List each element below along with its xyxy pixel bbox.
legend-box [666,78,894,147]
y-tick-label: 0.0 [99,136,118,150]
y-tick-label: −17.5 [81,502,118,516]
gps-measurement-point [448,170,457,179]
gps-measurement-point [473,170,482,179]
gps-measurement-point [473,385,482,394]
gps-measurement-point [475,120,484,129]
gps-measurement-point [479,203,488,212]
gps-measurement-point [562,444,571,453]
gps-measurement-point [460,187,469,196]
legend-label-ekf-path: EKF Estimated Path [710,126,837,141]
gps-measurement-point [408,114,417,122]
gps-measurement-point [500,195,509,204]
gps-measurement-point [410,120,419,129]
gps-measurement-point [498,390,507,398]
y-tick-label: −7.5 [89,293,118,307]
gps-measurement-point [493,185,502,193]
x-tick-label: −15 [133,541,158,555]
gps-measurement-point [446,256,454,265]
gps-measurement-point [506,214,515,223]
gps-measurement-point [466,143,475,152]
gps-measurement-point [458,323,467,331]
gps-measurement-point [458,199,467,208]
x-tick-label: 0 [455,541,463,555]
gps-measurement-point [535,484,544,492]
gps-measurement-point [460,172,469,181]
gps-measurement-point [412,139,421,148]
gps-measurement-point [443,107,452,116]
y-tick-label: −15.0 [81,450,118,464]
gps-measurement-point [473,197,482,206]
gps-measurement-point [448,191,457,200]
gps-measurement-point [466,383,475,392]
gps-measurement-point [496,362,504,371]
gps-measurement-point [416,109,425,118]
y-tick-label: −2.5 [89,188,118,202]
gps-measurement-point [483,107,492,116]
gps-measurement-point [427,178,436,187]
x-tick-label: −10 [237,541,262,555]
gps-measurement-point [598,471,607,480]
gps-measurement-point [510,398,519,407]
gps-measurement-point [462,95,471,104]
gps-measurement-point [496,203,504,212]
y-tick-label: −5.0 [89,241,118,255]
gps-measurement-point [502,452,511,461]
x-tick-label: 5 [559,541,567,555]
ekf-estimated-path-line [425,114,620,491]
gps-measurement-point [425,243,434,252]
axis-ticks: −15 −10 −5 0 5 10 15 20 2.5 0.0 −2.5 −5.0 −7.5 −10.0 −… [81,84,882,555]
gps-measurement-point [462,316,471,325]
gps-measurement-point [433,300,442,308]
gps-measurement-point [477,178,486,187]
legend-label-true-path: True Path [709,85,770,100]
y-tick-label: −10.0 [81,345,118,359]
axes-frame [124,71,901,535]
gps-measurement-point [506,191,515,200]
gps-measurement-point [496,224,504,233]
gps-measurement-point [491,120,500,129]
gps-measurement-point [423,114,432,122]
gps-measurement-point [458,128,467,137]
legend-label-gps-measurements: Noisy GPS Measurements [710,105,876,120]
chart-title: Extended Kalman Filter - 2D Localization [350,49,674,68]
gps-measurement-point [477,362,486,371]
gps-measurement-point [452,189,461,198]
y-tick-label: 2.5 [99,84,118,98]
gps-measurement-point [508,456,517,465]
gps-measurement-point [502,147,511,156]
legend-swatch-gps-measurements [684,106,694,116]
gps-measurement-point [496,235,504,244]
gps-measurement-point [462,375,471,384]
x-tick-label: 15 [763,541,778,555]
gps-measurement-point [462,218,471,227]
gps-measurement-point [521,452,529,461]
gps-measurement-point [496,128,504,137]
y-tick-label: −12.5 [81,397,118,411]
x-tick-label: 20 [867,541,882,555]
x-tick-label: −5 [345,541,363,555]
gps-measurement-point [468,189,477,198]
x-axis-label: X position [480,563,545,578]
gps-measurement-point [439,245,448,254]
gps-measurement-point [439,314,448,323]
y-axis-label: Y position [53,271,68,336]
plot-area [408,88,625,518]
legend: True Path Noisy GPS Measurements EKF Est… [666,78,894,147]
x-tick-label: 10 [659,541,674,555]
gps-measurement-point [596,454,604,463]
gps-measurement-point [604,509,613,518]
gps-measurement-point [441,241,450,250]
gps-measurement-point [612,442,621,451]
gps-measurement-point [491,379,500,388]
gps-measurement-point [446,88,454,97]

■ Work to do
Please extract the lines of the items above, starting with the first line and going on through the line with "gps-measurement-point [500,195,509,204]", and copy them unchanged, including both the first and last lines.

■ Solution to this task
List each element below along with its xyxy pixel bbox.
legend-box [666,78,894,147]
y-tick-label: 0.0 [99,136,118,150]
y-tick-label: −17.5 [81,502,118,516]
gps-measurement-point [448,170,457,179]
gps-measurement-point [473,170,482,179]
gps-measurement-point [473,385,482,394]
gps-measurement-point [475,120,484,129]
gps-measurement-point [479,203,488,212]
gps-measurement-point [562,444,571,453]
gps-measurement-point [460,187,469,196]
legend-label-ekf-path: EKF Estimated Path [710,126,837,141]
gps-measurement-point [408,114,417,122]
gps-measurement-point [500,195,509,204]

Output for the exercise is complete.